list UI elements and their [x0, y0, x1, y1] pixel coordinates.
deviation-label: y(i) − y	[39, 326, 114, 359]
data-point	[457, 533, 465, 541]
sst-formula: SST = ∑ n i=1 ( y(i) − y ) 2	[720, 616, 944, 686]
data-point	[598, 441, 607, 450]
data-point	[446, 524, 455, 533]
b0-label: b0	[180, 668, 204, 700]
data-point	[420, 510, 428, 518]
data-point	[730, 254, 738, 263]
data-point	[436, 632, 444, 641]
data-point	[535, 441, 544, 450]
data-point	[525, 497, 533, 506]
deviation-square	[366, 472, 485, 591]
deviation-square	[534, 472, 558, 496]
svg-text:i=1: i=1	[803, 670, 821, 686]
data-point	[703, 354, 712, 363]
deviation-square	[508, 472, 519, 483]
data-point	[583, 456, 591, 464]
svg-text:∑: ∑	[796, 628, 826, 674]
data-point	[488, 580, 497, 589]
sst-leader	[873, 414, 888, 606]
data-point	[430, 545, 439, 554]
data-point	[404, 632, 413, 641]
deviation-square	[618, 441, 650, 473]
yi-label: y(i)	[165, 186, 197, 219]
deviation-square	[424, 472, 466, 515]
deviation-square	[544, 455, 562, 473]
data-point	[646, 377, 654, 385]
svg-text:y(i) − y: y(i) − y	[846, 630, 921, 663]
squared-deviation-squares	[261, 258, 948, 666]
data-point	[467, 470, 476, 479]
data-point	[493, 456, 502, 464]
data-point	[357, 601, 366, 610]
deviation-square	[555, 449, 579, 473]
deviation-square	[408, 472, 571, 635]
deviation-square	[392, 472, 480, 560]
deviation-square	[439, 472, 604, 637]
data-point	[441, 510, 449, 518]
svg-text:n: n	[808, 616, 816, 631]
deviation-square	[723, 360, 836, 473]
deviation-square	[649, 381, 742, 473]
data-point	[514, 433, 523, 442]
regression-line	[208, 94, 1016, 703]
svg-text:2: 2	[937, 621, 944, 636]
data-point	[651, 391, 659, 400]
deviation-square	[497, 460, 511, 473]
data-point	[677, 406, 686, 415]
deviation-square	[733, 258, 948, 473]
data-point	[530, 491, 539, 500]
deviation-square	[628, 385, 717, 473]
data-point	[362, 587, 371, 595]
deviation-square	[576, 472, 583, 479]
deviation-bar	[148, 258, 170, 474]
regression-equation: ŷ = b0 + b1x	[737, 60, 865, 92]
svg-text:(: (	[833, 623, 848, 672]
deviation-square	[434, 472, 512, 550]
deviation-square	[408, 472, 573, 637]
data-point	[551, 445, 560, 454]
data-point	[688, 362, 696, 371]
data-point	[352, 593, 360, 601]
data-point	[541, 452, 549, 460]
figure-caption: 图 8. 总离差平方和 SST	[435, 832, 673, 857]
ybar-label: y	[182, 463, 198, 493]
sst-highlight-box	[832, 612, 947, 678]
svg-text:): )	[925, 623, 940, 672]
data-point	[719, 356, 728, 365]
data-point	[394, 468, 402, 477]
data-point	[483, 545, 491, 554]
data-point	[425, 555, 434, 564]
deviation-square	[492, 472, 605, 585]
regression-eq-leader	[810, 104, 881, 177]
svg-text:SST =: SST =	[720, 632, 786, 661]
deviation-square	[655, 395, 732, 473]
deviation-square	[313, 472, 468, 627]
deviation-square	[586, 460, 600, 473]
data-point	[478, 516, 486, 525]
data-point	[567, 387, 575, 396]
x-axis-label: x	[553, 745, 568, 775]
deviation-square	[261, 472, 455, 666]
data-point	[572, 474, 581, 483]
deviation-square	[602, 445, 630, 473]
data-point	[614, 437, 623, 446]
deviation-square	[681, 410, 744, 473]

..........

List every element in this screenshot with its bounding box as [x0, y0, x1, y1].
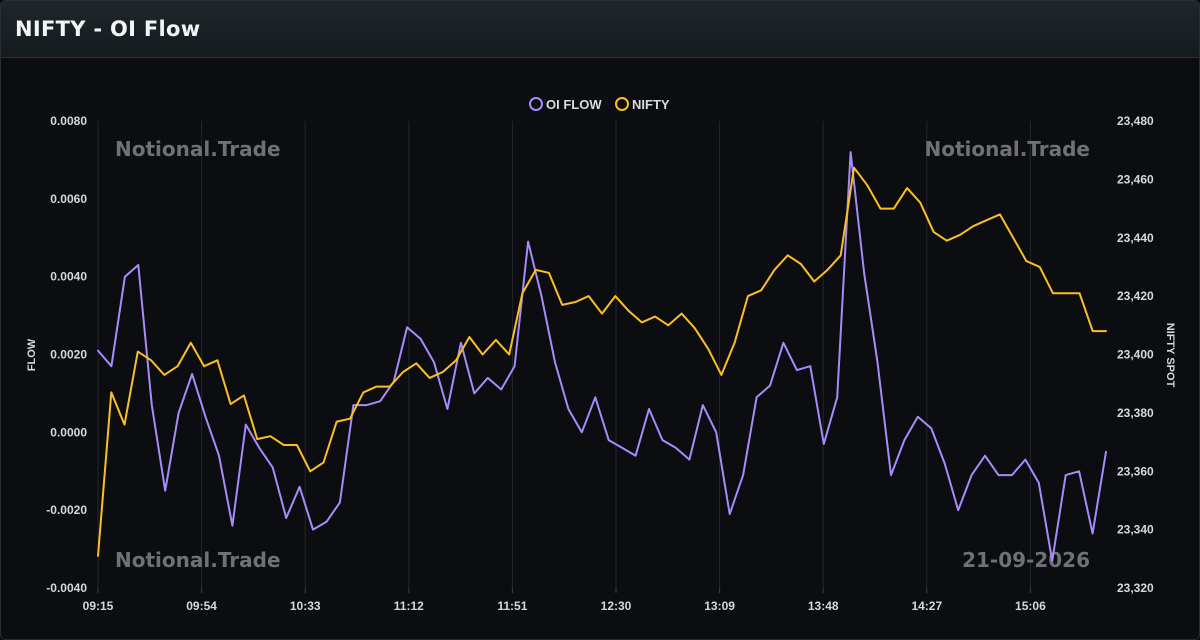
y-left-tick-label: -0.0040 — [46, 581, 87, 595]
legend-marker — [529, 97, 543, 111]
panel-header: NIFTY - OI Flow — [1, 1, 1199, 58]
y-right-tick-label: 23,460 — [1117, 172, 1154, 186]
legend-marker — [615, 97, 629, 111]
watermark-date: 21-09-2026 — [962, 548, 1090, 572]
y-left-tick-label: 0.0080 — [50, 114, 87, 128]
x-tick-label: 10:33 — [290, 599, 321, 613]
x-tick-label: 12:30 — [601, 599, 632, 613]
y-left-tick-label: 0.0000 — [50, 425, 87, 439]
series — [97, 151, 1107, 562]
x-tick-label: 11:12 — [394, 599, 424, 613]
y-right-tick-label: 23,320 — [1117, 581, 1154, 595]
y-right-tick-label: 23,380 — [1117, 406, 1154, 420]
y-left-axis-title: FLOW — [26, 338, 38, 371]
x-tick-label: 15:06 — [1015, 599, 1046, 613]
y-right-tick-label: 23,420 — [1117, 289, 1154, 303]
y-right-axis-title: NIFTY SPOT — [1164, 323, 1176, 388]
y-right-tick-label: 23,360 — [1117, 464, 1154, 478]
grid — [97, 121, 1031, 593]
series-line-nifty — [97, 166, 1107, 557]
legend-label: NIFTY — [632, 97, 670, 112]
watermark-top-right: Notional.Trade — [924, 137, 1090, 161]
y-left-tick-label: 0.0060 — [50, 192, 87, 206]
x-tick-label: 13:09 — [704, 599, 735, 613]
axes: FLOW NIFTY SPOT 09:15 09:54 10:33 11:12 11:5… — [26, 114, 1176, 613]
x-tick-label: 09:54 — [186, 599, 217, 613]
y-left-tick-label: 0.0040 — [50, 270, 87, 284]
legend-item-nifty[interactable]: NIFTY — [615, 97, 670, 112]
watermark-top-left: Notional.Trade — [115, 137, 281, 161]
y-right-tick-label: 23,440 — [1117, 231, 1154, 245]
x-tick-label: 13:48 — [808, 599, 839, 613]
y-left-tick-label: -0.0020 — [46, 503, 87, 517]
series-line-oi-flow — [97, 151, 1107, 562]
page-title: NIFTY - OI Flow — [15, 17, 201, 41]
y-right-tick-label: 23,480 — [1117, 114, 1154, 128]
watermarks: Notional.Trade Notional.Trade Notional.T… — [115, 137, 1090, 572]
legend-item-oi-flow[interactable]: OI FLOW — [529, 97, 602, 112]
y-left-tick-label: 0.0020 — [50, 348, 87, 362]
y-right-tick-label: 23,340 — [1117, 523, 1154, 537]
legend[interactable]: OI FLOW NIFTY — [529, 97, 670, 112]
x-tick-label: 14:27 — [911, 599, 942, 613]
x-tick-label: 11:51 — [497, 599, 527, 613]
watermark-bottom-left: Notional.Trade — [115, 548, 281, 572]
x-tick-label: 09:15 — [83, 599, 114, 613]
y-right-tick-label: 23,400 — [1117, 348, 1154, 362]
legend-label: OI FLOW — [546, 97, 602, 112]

..........

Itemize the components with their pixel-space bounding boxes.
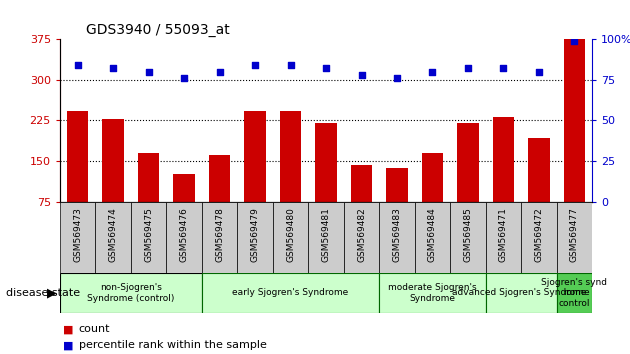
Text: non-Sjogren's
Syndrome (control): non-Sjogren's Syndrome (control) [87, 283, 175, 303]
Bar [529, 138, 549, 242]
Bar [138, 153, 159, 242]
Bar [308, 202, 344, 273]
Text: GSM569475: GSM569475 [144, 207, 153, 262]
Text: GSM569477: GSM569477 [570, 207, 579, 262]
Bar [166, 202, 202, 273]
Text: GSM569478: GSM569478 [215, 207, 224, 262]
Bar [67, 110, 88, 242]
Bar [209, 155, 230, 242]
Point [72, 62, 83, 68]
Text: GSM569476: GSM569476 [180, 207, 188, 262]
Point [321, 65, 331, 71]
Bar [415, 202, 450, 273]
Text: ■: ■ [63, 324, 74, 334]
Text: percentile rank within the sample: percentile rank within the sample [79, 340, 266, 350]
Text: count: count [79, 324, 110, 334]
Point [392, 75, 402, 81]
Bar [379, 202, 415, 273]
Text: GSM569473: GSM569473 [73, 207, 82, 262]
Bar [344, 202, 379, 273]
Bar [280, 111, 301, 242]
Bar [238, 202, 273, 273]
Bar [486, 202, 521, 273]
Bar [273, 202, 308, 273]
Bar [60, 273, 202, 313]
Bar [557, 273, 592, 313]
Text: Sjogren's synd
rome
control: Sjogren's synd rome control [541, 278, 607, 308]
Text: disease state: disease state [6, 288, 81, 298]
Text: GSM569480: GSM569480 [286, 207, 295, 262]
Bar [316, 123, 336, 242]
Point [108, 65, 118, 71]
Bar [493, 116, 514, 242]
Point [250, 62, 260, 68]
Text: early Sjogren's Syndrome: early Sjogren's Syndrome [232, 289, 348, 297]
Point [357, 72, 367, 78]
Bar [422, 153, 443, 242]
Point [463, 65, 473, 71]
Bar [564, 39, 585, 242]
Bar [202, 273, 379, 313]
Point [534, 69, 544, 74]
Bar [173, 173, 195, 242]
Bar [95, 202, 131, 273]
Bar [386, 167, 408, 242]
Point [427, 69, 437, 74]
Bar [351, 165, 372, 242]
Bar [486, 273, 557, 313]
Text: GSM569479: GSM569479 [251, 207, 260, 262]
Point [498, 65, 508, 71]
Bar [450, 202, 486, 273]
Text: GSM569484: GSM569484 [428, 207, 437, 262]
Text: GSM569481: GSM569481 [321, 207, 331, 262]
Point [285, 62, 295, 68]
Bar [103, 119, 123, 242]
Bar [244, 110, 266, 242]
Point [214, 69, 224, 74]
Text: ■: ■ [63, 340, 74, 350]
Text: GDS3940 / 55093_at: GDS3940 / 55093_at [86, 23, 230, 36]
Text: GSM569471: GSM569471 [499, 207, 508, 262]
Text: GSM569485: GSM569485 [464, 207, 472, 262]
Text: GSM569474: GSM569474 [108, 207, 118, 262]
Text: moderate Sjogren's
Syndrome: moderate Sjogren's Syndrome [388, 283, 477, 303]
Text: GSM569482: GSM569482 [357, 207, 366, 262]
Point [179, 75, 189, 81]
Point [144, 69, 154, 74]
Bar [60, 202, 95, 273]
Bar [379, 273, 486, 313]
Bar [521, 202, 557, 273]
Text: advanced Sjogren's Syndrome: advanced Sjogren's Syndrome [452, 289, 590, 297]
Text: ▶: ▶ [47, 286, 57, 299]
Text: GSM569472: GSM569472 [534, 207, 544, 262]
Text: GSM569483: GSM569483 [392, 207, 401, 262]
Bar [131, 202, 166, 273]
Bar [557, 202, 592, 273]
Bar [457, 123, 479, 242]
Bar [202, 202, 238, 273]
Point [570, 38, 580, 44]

..........

Work to do: Please repeat the lines starting with the line that contains "Text: non-Sjogren's" and going on through the line that contains "Bar [316, 123, 336, 242]", both included, with nothing changed.

Exercise response:
Text: non-Sjogren's
Syndrome (control): non-Sjogren's Syndrome (control) [87, 283, 175, 303]
Bar [529, 138, 549, 242]
Bar [138, 153, 159, 242]
Bar [308, 202, 344, 273]
Text: GSM569475: GSM569475 [144, 207, 153, 262]
Text: GSM569477: GSM569477 [570, 207, 579, 262]
Bar [166, 202, 202, 273]
Text: GSM569478: GSM569478 [215, 207, 224, 262]
Bar [67, 110, 88, 242]
Bar [209, 155, 230, 242]
Point [72, 62, 83, 68]
Text: GSM569476: GSM569476 [180, 207, 188, 262]
Point [321, 65, 331, 71]
Bar [415, 202, 450, 273]
Text: ■: ■ [63, 324, 74, 334]
Text: percentile rank within the sample: percentile rank within the sample [79, 340, 266, 350]
Text: count: count [79, 324, 110, 334]
Point [392, 75, 402, 81]
Bar [379, 202, 415, 273]
Text: GSM569473: GSM569473 [73, 207, 82, 262]
Bar [344, 202, 379, 273]
Bar [280, 111, 301, 242]
Bar [238, 202, 273, 273]
Bar [486, 202, 521, 273]
Bar [273, 202, 308, 273]
Bar [60, 273, 202, 313]
Bar [557, 273, 592, 313]
Text: Sjogren's synd
rome
control: Sjogren's synd rome control [541, 278, 607, 308]
Text: disease state: disease state [6, 288, 81, 298]
Text: GSM569480: GSM569480 [286, 207, 295, 262]
Bar [316, 123, 336, 242]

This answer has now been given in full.